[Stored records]
::::::::::
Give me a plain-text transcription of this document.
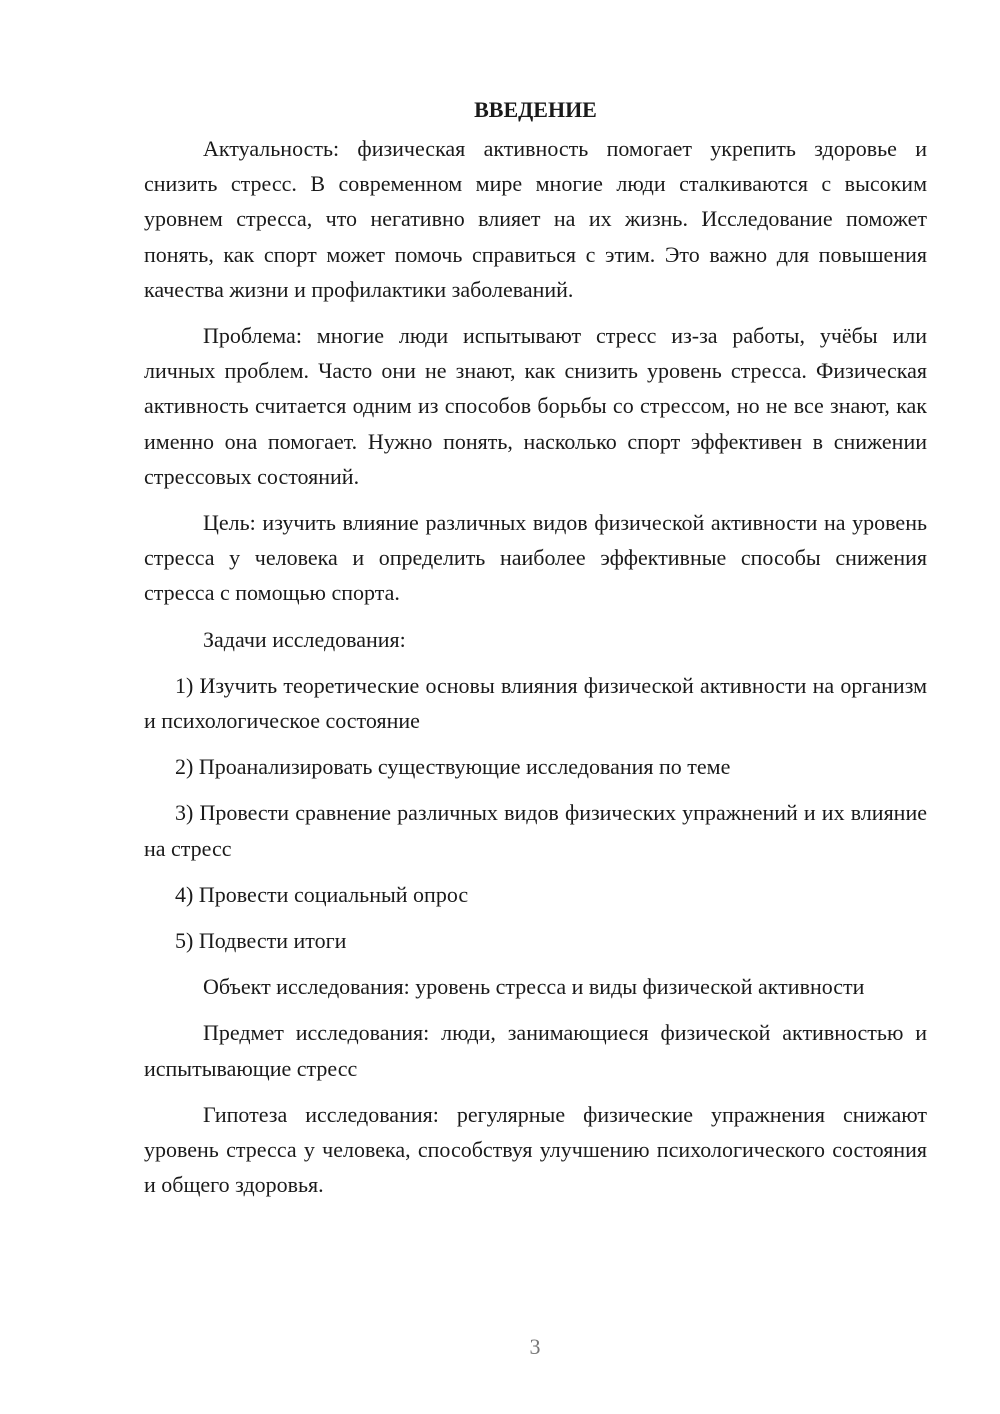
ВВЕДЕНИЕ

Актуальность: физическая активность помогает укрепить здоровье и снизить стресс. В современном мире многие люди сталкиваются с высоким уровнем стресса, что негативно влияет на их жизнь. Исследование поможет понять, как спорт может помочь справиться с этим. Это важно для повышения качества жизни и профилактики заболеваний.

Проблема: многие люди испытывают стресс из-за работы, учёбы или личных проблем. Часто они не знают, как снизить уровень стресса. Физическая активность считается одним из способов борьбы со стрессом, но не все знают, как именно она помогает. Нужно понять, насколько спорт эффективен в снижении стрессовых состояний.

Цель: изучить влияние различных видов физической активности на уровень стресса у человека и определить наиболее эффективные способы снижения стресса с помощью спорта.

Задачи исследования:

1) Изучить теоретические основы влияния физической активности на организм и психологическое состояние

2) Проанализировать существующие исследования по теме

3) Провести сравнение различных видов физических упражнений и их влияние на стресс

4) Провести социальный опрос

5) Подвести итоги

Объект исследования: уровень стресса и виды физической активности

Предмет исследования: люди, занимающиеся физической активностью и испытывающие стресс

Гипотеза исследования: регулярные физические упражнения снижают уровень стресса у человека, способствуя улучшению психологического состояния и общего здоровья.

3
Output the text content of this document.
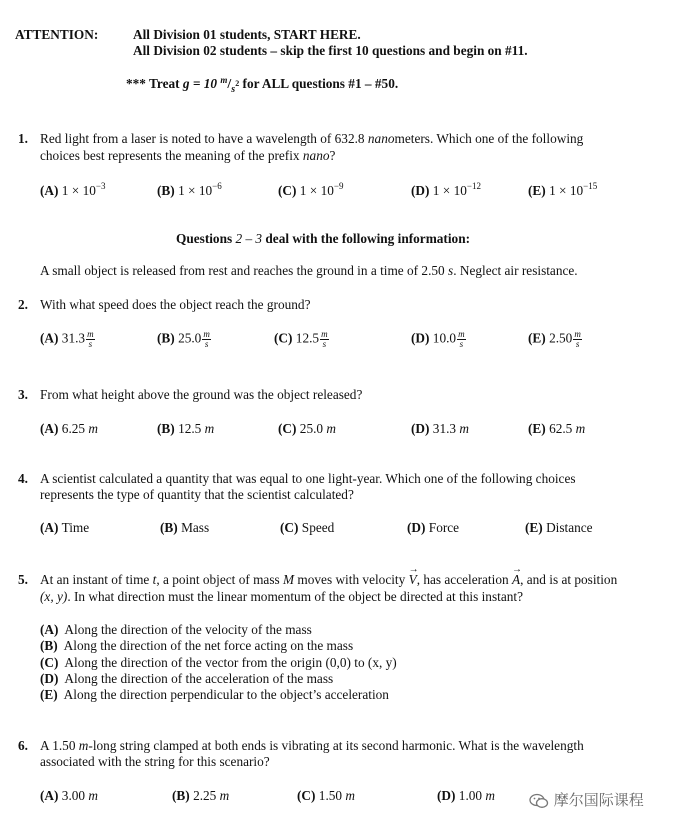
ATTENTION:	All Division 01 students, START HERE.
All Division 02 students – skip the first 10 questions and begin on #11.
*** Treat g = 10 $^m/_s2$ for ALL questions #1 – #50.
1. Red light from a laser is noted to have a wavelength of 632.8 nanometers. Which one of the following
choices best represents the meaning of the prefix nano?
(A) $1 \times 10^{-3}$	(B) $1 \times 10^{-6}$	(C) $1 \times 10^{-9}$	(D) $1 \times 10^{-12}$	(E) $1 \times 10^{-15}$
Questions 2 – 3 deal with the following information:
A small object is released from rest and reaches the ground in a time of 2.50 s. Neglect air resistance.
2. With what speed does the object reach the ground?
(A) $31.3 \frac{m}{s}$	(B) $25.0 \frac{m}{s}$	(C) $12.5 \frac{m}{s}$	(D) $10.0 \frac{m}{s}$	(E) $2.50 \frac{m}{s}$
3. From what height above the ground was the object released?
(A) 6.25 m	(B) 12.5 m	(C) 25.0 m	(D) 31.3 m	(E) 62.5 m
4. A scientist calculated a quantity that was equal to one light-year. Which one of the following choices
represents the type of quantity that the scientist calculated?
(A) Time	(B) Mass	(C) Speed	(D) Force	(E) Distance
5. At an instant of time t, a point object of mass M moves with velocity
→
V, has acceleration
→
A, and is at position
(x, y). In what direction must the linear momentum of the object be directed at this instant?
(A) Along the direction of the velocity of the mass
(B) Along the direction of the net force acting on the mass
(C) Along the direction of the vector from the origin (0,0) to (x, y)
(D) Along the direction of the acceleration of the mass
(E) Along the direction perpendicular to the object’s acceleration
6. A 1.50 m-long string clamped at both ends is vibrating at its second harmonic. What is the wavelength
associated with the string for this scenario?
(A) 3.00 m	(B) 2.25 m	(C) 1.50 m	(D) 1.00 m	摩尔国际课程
::::::::::
== INSTRUCTIONS TO FOLLOW ==
Copy out all the data without changing anything, and drop the pictures.

== THE REPLY ==
Give me a plain-text transcription of this document.
ВВЕДЕНИЕ

Актуальность: физическая активность помогает укрепить здоровье и снизить стресс. В современном мире многие люди сталкиваются с высоким уровнем стресса, что негативно влияет на их жизнь. Исследование поможет понять, как спорт может помочь справиться с этим. Это важно для повышения качества жизни и профилактики заболеваний.

Проблема: многие люди испытывают стресс из-за работы, учёбы или личных проблем. Часто они не знают, как снизить уровень стресса. Физическая активность считается одним из способов борьбы со стрессом, но не все знают, как именно она помогает. Нужно понять, насколько спорт эффективен в снижении стрессовых состояний.

Цель: изучить влияние различных видов физической активности на уровень стресса у человека и определить наиболее эффективные способы снижения стресса с помощью спорта.

Задачи исследования:

1) Изучить теоретические основы влияния физической активности на организм и психологическое состояние

2) Проанализировать существующие исследования по теме

3) Провести сравнение различных видов физических упражнений и их влияние на стресс

4) Провести социальный опрос

5) Подвести итоги

Объект исследования: уровень стресса и виды физической активности

Предмет исследования: люди, занимающиеся физической активностью и испытывающие стресс

Гипотеза исследования: регулярные физические упражнения снижают уровень стресса у человека, способствуя улучшению психологического состояния и общего здоровья.

3
Output the text content of this document.
ATTENTION:	All Division 01 students, START HERE.
All Division 02 students – skip the first 10 questions and begin on #11.
*** Treat g = 10 $^m/_s2$ for ALL questions #1 – #50.
1. Red light from a laser is noted to have a wavelength of 632.8 nanometers. Which one of the following
choices best represents the meaning of the prefix nano?
(A) $1 \times 10^{-3}$	(B) $1 \times 10^{-6}$	(C) $1 \times 10^{-9}$	(D) $1 \times 10^{-12}$	(E) $1 \times 10^{-15}$
Questions 2 – 3 deal with the following information:
A small object is released from rest and reaches the ground in a time of 2.50 s. Neglect air resistance.
2. With what speed does the object reach the ground?
(A) $31.3 \frac{m}{s}$	(B) $25.0 \frac{m}{s}$	(C) $12.5 \frac{m}{s}$	(D) $10.0 \frac{m}{s}$	(E) $2.50 \frac{m}{s}$
3. From what height above the ground was the object released?
(A) 6.25 m	(B) 12.5 m	(C) 25.0 m	(D) 31.3 m	(E) 62.5 m
4. A scientist calculated a quantity that was equal to one light-year. Which one of the following choices
represents the type of quantity that the scientist calculated?
(A) Time	(B) Mass	(C) Speed	(D) Force	(E) Distance
5. At an instant of time t, a point object of mass M moves with velocity
→
V, has acceleration
→
A, and is at position
(x, y). In what direction must the linear momentum of the object be directed at this instant?
(A) Along the direction of the velocity of the mass
(B) Along the direction of the net force acting on the mass
(C) Along the direction of the vector from the origin (0,0) to (x, y)
(D) Along the direction of the acceleration of the mass
(E) Along the direction perpendicular to the object’s acceleration
6. A 1.50 m-long string clamped at both ends is vibrating at its second harmonic. What is the wavelength
associated with the string for this scenario?
(A) 3.00 m	(B) 2.25 m	(C) 1.50 m	(D) 1.00 m	摩尔国际课程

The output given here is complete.